■ PROVIDED ENTRIES:
........
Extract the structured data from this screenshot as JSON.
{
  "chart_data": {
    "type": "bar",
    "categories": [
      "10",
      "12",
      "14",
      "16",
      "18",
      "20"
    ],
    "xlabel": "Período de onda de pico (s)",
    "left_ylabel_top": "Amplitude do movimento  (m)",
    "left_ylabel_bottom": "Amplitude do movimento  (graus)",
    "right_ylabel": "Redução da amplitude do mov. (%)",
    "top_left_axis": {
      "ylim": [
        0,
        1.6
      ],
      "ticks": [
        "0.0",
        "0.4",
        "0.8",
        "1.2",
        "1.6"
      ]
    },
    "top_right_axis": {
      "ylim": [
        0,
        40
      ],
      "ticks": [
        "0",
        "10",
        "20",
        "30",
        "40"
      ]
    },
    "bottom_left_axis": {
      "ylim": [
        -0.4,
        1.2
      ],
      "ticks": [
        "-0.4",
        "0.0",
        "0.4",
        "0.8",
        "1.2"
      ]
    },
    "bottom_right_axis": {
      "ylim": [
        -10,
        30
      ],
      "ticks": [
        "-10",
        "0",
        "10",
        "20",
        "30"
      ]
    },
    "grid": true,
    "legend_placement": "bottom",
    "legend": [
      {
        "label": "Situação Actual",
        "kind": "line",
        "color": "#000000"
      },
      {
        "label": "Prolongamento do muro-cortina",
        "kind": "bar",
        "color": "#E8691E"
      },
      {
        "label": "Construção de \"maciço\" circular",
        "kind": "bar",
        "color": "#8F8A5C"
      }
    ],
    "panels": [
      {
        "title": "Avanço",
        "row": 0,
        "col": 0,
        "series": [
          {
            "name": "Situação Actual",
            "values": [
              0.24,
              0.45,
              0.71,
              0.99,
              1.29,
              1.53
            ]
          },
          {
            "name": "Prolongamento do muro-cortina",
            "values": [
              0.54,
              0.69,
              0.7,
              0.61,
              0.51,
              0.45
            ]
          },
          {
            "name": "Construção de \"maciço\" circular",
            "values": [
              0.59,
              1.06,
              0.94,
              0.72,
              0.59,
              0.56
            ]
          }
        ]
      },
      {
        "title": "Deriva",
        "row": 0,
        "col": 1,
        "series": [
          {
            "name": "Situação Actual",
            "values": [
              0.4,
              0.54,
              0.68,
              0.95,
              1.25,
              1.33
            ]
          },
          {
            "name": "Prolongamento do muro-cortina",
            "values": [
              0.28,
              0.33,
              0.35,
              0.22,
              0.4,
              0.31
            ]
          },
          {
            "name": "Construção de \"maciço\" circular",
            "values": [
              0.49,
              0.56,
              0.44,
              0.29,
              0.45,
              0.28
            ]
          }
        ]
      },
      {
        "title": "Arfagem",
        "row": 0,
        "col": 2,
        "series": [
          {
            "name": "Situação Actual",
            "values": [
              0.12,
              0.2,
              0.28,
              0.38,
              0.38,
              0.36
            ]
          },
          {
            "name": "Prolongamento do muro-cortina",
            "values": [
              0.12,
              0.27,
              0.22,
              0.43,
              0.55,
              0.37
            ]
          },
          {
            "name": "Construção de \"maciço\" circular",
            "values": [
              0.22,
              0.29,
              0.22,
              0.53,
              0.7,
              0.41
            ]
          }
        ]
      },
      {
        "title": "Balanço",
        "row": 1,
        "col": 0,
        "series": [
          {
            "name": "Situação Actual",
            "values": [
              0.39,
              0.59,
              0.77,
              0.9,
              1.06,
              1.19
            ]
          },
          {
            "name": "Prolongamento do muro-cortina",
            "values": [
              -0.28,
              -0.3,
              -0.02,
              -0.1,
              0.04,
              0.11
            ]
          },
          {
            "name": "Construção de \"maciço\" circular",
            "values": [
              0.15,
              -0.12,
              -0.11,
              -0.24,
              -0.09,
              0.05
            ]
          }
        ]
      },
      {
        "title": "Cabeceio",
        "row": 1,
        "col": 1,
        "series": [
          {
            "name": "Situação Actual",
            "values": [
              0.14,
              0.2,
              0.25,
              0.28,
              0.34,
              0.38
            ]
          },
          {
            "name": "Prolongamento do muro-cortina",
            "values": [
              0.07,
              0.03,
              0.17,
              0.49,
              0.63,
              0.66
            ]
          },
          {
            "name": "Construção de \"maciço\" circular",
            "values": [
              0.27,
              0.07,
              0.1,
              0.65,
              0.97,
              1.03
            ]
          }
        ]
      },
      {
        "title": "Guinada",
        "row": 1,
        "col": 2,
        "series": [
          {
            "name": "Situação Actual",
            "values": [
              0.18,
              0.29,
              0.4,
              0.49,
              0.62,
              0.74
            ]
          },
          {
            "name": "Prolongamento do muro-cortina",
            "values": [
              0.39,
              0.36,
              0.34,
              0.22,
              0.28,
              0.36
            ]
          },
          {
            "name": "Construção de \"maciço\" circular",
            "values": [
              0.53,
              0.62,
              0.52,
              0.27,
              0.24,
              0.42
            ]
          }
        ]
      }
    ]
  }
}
........
■ EXERCISE AIM: Hand back the material above in full, exactly as written.

■ FINAL ANSWER:
Extract the structured data from this screenshot as JSON.
{
  "chart_data": {
    "type": "bar",
    "categories": [
      "10",
      "12",
      "14",
      "16",
      "18",
      "20"
    ],
    "xlabel": "Período de onda de pico (s)",
    "left_ylabel_top": "Amplitude do movimento  (m)",
    "left_ylabel_bottom": "Amplitude do movimento  (graus)",
    "right_ylabel": "Redução da amplitude do mov. (%)",
    "top_left_axis": {
      "ylim": [
        0,
        1.6
      ],
      "ticks": [
        "0.0",
        "0.4",
        "0.8",
        "1.2",
        "1.6"
      ]
    },
    "top_right_axis": {
      "ylim": [
        0,
        40
      ],
      "ticks": [
        "0",
        "10",
        "20",
        "30",
        "40"
      ]
    },
    "bottom_left_axis": {
      "ylim": [
        -0.4,
        1.2
      ],
      "ticks": [
        "-0.4",
        "0.0",
        "0.4",
        "0.8",
        "1.2"
      ]
    },
    "bottom_right_axis": {
      "ylim": [
        -10,
        30
      ],
      "ticks": [
        "-10",
        "0",
        "10",
        "20",
        "30"
      ]
    },
    "grid": true,
    "legend_placement": "bottom",
    "legend": [
      {
        "label": "Situação Actual",
        "kind": "line",
        "color": "#000000"
      },
      {
        "label": "Prolongamento do muro-cortina",
        "kind": "bar",
        "color": "#E8691E"
      },
      {
        "label": "Construção de \"maciço\" circular",
        "kind": "bar",
        "color": "#8F8A5C"
      }
    ],
    "panels": [
      {
        "title": "Avanço",
        "row": 0,
        "col": 0,
        "series": [
          {
            "name": "Situação Actual",
            "values": [
              0.24,
              0.45,
              0.71,
              0.99,
              1.29,
              1.53
            ]
          },
          {
            "name": "Prolongamento do muro-cortina",
            "values": [
              0.54,
              0.69,
              0.7,
              0.61,
              0.51,
              0.45
            ]
          },
          {
            "name": "Construção de \"maciço\" circular",
            "values": [
              0.59,
              1.06,
              0.94,
              0.72,
              0.59,
              0.56
            ]
          }
        ]
      },
      {
        "title": "Deriva",
        "row": 0,
        "col": 1,
        "series": [
          {
            "name": "Situação Actual",
            "values": [
              0.4,
              0.54,
              0.68,
              0.95,
              1.25,
              1.33
            ]
          },
          {
            "name": "Prolongamento do muro-cortina",
            "values": [
              0.28,
              0.33,
              0.35,
              0.22,
              0.4,
              0.31
            ]
          },
          {
            "name": "Construção de \"maciço\" circular",
            "values": [
              0.49,
              0.56,
              0.44,
              0.29,
              0.45,
              0.28
            ]
          }
        ]
      },
      {
        "title": "Arfagem",
        "row": 0,
        "col": 2,
        "series": [
          {
            "name": "Situação Actual",
            "values": [
              0.12,
              0.2,
              0.28,
              0.38,
              0.38,
              0.36
            ]
          },
          {
            "name": "Prolongamento do muro-cortina",
            "values": [
              0.12,
              0.27,
              0.22,
              0.43,
              0.55,
              0.37
            ]
          },
          {
            "name": "Construção de \"maciço\" circular",
            "values": [
              0.22,
              0.29,
              0.22,
              0.53,
              0.7,
              0.41
            ]
          }
        ]
      },
      {
        "title": "Balanço",
        "row": 1,
        "col": 0,
        "series": [
          {
            "name": "Situação Actual",
            "values": [
              0.39,
              0.59,
              0.77,
              0.9,
              1.06,
              1.19
            ]
          },
          {
            "name": "Prolongamento do muro-cortina",
            "values": [
              -0.28,
              -0.3,
              -0.02,
              -0.1,
              0.04,
              0.11
            ]
          },
          {
            "name": "Construção de \"maciço\" circular",
            "values": [
              0.15,
              -0.12,
              -0.11,
              -0.24,
              -0.09,
              0.05
            ]
          }
        ]
      },
      {
        "title": "Cabeceio",
        "row": 1,
        "col": 1,
        "series": [
          {
            "name": "Situação Actual",
            "values": [
              0.14,
              0.2,
              0.25,
              0.28,
              0.34,
              0.38
            ]
          },
          {
            "name": "Prolongamento do muro-cortina",
            "values": [
              0.07,
              0.03,
              0.17,
              0.49,
              0.63,
              0.66
            ]
          },
          {
            "name": "Construção de \"maciço\" circular",
            "values": [
              0.27,
              0.07,
              0.1,
              0.65,
              0.97,
              1.03
            ]
          }
        ]
      },
      {
        "title": "Guinada",
        "row": 1,
        "col": 2,
        "series": [
          {
            "name": "Situação Actual",
            "values": [
              0.18,
              0.29,
              0.4,
              0.49,
              0.62,
              0.74
            ]
          },
          {
            "name": "Prolongamento do muro-cortina",
            "values": [
              0.39,
              0.36,
              0.34,
              0.22,
              0.28,
              0.36
            ]
          },
          {
            "name": "Construção de \"maciço\" circular",
            "values": [
              0.53,
              0.62,
              0.52,
              0.27,
              0.24,
              0.42
            ]
          }
        ]
      }
    ]
  }
}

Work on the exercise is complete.